* WORK REQUIRED *
Give back the whole listing exactly as shown.

* SUPPLIED INFORMATION *
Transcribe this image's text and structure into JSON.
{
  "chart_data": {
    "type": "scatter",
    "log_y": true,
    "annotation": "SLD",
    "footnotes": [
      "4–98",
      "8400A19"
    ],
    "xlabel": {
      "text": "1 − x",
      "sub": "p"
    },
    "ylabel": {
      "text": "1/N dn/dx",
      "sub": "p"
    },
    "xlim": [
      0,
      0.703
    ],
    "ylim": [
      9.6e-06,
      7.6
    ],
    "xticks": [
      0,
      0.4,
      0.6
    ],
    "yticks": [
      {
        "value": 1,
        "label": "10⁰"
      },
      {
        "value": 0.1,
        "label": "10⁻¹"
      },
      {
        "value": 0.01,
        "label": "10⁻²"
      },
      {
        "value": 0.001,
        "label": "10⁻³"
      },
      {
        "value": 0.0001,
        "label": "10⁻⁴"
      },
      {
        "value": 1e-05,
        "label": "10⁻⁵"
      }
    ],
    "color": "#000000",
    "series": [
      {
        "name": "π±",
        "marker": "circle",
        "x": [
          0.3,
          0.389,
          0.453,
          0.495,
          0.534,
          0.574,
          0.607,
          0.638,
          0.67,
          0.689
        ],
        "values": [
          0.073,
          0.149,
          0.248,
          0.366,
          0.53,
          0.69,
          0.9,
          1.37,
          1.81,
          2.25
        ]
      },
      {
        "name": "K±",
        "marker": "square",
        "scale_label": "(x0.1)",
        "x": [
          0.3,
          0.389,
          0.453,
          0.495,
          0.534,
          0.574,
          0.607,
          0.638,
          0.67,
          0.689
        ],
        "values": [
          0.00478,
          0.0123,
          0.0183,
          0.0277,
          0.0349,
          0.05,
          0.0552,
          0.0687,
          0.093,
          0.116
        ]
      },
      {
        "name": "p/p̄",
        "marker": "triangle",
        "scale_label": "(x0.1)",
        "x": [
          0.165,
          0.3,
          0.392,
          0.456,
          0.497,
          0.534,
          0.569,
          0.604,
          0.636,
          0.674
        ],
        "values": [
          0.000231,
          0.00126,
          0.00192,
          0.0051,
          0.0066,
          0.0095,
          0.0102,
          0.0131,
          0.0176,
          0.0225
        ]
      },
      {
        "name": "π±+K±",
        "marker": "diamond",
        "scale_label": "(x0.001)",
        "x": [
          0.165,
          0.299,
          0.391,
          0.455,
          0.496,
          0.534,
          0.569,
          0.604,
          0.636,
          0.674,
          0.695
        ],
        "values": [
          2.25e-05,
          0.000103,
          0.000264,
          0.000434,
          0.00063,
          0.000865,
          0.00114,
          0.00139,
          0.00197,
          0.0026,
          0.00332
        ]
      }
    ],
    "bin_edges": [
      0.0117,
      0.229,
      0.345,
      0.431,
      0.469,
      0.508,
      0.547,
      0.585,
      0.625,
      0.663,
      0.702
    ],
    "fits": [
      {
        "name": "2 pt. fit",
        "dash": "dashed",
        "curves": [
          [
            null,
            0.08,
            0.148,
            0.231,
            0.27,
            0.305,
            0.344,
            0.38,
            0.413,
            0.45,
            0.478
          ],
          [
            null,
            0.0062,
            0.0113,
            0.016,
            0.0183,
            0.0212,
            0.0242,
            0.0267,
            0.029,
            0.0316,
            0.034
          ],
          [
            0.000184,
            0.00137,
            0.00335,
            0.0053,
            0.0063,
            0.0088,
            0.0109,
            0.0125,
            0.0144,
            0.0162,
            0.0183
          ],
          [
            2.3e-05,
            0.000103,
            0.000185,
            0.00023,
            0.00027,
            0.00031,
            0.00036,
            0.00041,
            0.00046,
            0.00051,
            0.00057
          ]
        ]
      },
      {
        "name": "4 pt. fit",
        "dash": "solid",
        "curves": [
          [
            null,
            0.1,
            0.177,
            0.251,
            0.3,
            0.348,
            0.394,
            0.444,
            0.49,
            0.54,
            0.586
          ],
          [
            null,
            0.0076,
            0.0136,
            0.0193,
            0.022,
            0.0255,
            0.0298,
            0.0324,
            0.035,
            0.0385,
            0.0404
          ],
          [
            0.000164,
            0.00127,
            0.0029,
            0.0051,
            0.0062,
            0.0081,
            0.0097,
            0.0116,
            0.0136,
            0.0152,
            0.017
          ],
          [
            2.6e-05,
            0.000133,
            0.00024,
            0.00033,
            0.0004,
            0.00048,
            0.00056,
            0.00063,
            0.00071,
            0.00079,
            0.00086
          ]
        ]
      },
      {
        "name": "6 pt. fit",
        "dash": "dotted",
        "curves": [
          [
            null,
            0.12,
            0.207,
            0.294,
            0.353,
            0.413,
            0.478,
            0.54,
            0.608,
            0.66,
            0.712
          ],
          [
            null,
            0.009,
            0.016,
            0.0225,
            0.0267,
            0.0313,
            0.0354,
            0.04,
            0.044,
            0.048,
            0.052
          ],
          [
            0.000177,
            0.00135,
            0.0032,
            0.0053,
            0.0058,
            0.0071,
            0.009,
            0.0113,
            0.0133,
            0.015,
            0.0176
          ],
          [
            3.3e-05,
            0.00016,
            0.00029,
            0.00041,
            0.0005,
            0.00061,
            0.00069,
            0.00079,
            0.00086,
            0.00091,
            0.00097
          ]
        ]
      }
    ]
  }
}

* TASK ANSWER *
Transcribe this image's text and structure into JSON.
{
  "chart_data": {
    "type": "scatter",
    "log_y": true,
    "annotation": "SLD",
    "footnotes": [
      "4–98",
      "8400A19"
    ],
    "xlabel": {
      "text": "1 − x",
      "sub": "p"
    },
    "ylabel": {
      "text": "1/N dn/dx",
      "sub": "p"
    },
    "xlim": [
      0,
      0.703
    ],
    "ylim": [
      9.6e-06,
      7.6
    ],
    "xticks": [
      0,
      0.4,
      0.6
    ],
    "yticks": [
      {
        "value": 1,
        "label": "10⁰"
      },
      {
        "value": 0.1,
        "label": "10⁻¹"
      },
      {
        "value": 0.01,
        "label": "10⁻²"
      },
      {
        "value": 0.001,
        "label": "10⁻³"
      },
      {
        "value": 0.0001,
        "label": "10⁻⁴"
      },
      {
        "value": 1e-05,
        "label": "10⁻⁵"
      }
    ],
    "color": "#000000",
    "series": [
      {
        "name": "π±",
        "marker": "circle",
        "x": [
          0.3,
          0.389,
          0.453,
          0.495,
          0.534,
          0.574,
          0.607,
          0.638,
          0.67,
          0.689
        ],
        "values": [
          0.073,
          0.149,
          0.248,
          0.366,
          0.53,
          0.69,
          0.9,
          1.37,
          1.81,
          2.25
        ]
      },
      {
        "name": "K±",
        "marker": "square",
        "scale_label": "(x0.1)",
        "x": [
          0.3,
          0.389,
          0.453,
          0.495,
          0.534,
          0.574,
          0.607,
          0.638,
          0.67,
          0.689
        ],
        "values": [
          0.00478,
          0.0123,
          0.0183,
          0.0277,
          0.0349,
          0.05,
          0.0552,
          0.0687,
          0.093,
          0.116
        ]
      },
      {
        "name": "p/p̄",
        "marker": "triangle",
        "scale_label": "(x0.1)",
        "x": [
          0.165,
          0.3,
          0.392,
          0.456,
          0.497,
          0.534,
          0.569,
          0.604,
          0.636,
          0.674
        ],
        "values": [
          0.000231,
          0.00126,
          0.00192,
          0.0051,
          0.0066,
          0.0095,
          0.0102,
          0.0131,
          0.0176,
          0.0225
        ]
      },
      {
        "name": "π±+K±",
        "marker": "diamond",
        "scale_label": "(x0.001)",
        "x": [
          0.165,
          0.299,
          0.391,
          0.455,
          0.496,
          0.534,
          0.569,
          0.604,
          0.636,
          0.674,
          0.695
        ],
        "values": [
          2.25e-05,
          0.000103,
          0.000264,
          0.000434,
          0.00063,
          0.000865,
          0.00114,
          0.00139,
          0.00197,
          0.0026,
          0.00332
        ]
      }
    ],
    "bin_edges": [
      0.0117,
      0.229,
      0.345,
      0.431,
      0.469,
      0.508,
      0.547,
      0.585,
      0.625,
      0.663,
      0.702
    ],
    "fits": [
      {
        "name": "2 pt. fit",
        "dash": "dashed",
        "curves": [
          [
            null,
            0.08,
            0.148,
            0.231,
            0.27,
            0.305,
            0.344,
            0.38,
            0.413,
            0.45,
            0.478
          ],
          [
            null,
            0.0062,
            0.0113,
            0.016,
            0.0183,
            0.0212,
            0.0242,
            0.0267,
            0.029,
            0.0316,
            0.034
          ],
          [
            0.000184,
            0.00137,
            0.00335,
            0.0053,
            0.0063,
            0.0088,
            0.0109,
            0.0125,
            0.0144,
            0.0162,
            0.0183
          ],
          [
            2.3e-05,
            0.000103,
            0.000185,
            0.00023,
            0.00027,
            0.00031,
            0.00036,
            0.00041,
            0.00046,
            0.00051,
            0.00057
          ]
        ]
      },
      {
        "name": "4 pt. fit",
        "dash": "solid",
        "curves": [
          [
            null,
            0.1,
            0.177,
            0.251,
            0.3,
            0.348,
            0.394,
            0.444,
            0.49,
            0.54,
            0.586
          ],
          [
            null,
            0.0076,
            0.0136,
            0.0193,
            0.022,
            0.0255,
            0.0298,
            0.0324,
            0.035,
            0.0385,
            0.0404
          ],
          [
            0.000164,
            0.00127,
            0.0029,
            0.0051,
            0.0062,
            0.0081,
            0.0097,
            0.0116,
            0.0136,
            0.0152,
            0.017
          ],
          [
            2.6e-05,
            0.000133,
            0.00024,
            0.00033,
            0.0004,
            0.00048,
            0.00056,
            0.00063,
            0.00071,
            0.00079,
            0.00086
          ]
        ]
      },
      {
        "name": "6 pt. fit",
        "dash": "dotted",
        "curves": [
          [
            null,
            0.12,
            0.207,
            0.294,
            0.353,
            0.413,
            0.478,
            0.54,
            0.608,
            0.66,
            0.712
          ],
          [
            null,
            0.009,
            0.016,
            0.0225,
            0.0267,
            0.0313,
            0.0354,
            0.04,
            0.044,
            0.048,
            0.052
          ],
          [
            0.000177,
            0.00135,
            0.0032,
            0.0053,
            0.0058,
            0.0071,
            0.009,
            0.0113,
            0.0133,
            0.015,
            0.0176
          ],
          [
            3.3e-05,
            0.00016,
            0.00029,
            0.00041,
            0.0005,
            0.00061,
            0.00069,
            0.00079,
            0.00086,
            0.00091,
            0.00097
          ]
        ]
      }
    ]
  }
}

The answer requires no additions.